SOURCE DOCUMENT>

▬▬▬▬▬▬

Review: The Song of Names

The biggest problem with The Song of Names, in a film with many of them, is that it lacks a driving why behind any of the proceedings, anything to signal to an audience why on earth we should care about what’s unfolding on screen. Based on a novel by Norman Lebrecht, François Girard directs this overly wrought, listless drama (adapted by Jeffrey Caine) about a grown man seeking the Polish Jewish violinist who lived with his family in London during World War II only to disappear on the night of a post-war concert to showcase his talent.

Though the film is told mostly in flashbacks, Tim Roth and Clive Owen—two actors who deliver reliably strong performances despite the material they’re working with—play the grown men, Martin and Dovidl respectively, in the mid-’80s of the film’s present day. As World War II gets underway decades earlier, young Dovidl (Luke Doyle) auditions for young Martin’s (Misha Handley) father, who decides the boy has enough talent to warrant adopting him into their family in the face of growing anti-Semitism in his native Poland. Martin is having none of it, and is an unbearable brat to the young musician until, at some point he’s not and they’re friends as teenagers, even brothers (played by Gerran Howell and Jonah Hauer-King for this phase).

▬▬▬▬▬▬

DATASET CONTENT>
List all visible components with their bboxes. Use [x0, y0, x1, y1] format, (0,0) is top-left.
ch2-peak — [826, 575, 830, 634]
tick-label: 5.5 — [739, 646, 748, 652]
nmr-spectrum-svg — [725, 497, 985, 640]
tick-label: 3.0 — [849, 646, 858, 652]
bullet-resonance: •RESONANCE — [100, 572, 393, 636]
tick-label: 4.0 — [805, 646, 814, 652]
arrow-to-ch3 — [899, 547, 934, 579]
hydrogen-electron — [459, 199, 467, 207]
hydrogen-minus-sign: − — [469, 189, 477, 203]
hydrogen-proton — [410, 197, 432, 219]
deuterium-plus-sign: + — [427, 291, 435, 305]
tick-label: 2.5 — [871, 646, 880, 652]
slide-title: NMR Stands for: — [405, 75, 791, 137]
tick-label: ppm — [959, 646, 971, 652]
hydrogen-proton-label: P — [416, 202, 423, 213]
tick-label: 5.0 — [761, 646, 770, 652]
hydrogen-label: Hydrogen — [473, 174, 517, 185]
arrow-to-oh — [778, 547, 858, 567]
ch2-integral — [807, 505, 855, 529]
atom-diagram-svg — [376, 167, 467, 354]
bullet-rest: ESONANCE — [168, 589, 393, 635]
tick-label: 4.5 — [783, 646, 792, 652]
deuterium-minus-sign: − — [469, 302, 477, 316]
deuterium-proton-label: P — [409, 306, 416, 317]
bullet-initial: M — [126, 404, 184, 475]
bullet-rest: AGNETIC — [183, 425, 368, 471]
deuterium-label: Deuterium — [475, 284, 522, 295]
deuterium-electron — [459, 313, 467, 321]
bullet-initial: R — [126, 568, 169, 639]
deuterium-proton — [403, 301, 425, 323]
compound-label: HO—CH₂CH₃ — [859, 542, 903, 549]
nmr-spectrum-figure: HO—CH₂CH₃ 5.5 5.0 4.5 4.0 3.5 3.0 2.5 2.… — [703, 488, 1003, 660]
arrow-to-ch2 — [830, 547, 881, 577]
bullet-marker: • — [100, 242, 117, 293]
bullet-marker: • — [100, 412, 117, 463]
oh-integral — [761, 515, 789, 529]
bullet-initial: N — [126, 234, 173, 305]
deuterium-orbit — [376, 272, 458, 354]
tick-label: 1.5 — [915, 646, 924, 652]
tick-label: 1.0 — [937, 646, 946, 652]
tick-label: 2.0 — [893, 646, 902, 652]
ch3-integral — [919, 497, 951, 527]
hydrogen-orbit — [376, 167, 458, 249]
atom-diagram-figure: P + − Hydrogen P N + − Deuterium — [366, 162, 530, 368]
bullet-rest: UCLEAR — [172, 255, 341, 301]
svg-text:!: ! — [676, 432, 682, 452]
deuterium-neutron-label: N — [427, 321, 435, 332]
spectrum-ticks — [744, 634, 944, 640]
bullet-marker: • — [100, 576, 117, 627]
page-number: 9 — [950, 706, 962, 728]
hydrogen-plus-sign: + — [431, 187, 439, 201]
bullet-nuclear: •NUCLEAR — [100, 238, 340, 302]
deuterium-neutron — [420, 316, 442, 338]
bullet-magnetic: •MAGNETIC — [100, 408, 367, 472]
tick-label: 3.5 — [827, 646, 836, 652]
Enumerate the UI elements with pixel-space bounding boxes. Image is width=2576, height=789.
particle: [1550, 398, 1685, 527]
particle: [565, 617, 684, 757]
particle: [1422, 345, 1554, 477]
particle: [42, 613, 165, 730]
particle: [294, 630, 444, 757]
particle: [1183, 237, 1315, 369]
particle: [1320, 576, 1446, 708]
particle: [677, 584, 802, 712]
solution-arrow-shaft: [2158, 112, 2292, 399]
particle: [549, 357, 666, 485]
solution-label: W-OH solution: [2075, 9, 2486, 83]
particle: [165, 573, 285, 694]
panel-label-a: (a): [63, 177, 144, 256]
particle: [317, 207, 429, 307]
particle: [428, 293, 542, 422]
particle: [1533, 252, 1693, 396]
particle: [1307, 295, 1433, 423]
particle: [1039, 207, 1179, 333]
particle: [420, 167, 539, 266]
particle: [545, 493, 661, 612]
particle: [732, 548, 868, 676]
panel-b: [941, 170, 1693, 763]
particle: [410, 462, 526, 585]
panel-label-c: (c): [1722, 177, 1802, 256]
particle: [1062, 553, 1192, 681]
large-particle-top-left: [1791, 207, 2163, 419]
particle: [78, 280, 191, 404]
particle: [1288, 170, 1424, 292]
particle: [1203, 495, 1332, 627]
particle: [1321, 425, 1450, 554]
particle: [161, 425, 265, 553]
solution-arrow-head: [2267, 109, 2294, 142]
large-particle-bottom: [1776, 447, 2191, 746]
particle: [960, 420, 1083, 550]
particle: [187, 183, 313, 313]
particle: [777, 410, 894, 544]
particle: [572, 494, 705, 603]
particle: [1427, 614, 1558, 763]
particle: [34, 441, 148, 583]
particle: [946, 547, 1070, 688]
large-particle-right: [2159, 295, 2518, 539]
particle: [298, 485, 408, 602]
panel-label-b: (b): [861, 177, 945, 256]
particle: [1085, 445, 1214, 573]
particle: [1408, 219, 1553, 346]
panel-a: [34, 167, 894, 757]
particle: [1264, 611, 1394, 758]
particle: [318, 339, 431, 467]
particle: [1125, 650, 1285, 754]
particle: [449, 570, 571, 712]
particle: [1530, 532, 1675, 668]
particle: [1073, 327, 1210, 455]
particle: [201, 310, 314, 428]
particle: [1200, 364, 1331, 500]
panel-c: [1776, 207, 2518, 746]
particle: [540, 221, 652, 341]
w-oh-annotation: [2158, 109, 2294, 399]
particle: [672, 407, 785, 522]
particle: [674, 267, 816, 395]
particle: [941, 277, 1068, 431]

▬▬▬▬▬▬

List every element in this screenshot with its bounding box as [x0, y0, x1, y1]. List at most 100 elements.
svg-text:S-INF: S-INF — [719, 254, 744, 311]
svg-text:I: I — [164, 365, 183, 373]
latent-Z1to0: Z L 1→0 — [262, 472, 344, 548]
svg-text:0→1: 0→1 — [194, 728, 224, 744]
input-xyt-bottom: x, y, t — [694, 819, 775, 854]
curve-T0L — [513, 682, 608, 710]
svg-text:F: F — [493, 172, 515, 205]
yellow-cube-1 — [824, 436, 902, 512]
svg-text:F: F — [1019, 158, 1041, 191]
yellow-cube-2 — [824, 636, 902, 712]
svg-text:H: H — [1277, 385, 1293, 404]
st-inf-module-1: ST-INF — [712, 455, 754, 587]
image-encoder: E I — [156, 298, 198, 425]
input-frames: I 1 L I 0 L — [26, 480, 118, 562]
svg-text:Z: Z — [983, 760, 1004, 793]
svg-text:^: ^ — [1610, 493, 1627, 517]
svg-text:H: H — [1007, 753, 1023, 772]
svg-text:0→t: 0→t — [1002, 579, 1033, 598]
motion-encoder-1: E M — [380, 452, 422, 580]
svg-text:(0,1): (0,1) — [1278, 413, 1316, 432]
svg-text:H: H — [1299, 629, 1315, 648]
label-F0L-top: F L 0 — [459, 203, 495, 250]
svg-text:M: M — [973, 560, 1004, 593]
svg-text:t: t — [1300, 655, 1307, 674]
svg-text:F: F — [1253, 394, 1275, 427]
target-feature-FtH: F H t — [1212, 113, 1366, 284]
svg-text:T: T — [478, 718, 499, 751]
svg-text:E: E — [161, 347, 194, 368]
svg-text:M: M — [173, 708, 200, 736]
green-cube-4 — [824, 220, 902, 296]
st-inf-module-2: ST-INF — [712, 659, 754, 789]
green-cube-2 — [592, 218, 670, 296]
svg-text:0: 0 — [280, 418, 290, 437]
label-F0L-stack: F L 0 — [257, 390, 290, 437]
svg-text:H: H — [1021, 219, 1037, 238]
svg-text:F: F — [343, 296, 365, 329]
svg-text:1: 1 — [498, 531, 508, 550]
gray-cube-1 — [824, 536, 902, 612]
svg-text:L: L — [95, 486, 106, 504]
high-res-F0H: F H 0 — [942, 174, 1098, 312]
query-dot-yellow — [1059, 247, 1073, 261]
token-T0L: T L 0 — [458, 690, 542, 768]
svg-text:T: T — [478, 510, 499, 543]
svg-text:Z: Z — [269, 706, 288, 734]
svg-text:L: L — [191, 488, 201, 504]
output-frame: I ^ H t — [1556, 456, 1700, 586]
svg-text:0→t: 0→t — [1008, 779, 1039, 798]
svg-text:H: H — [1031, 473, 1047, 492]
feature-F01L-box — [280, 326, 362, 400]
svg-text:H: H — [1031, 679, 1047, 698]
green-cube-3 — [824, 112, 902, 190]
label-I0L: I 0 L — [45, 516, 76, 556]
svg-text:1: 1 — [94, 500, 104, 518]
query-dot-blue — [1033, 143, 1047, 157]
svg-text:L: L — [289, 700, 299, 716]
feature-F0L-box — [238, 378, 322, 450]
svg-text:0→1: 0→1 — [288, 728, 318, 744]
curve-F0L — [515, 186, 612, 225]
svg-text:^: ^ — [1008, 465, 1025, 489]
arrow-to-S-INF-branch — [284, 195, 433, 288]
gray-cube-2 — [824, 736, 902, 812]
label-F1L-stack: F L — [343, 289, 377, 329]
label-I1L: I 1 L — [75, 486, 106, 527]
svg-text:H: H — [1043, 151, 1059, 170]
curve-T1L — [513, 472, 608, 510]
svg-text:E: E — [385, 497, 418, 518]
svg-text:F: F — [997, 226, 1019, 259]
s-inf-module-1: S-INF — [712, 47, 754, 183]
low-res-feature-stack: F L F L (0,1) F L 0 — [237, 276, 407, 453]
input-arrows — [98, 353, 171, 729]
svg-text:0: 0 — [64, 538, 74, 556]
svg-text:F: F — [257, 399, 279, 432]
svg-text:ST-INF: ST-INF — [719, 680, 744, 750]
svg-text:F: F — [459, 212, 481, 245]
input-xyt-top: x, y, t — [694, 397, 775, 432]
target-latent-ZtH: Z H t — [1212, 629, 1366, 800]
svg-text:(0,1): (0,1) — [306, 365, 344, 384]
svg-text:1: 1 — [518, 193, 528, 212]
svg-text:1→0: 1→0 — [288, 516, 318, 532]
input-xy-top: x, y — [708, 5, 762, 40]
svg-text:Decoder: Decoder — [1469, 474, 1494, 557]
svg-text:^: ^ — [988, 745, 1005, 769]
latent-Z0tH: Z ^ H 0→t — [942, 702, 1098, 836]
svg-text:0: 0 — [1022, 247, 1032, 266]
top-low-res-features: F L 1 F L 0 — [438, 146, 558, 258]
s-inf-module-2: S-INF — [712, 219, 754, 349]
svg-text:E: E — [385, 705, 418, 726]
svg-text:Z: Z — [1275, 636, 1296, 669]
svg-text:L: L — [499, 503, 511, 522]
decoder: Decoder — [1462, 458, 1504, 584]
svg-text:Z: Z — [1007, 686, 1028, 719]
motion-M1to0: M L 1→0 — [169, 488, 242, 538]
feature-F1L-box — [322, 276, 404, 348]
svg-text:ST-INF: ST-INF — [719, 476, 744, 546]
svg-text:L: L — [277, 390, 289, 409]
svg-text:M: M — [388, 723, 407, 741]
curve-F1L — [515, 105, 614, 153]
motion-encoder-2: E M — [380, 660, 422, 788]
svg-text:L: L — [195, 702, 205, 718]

▬▬▬▬▬▬

WORK INSTRUCTIONS>
a) Revise the stretch of the film review from "Though the film" through "for this phase).", substituting "nuisance" for "brat".
b) According to the film review, who directs The Song of Names?

SOLUTIONS FOR EACH TASK>
a)
Though the film is told mostly in flashbacks, Tim Roth and Clive Owen—two actors who deliver reliably strong performances despite the material they’re working with—play the grown men, Martin and Dovidl respectively, in the mid-’80s of the film’s present day. As World War II gets underway decades earlier, young Dovidl (Luke Doyle) auditions for young Martin’s (Misha Handley) father, who decides the boy has enough talent to warrant adopting him into their family in the face of growing anti-Semitism in his native Poland. Martin is having none of it, and is an unbearable nuisance to the young musician until, at some point he’s not and they’re friends as teenagers, even brothers (played by Gerran Howell and Jonah Hauer-King for this phase).

b) François Girard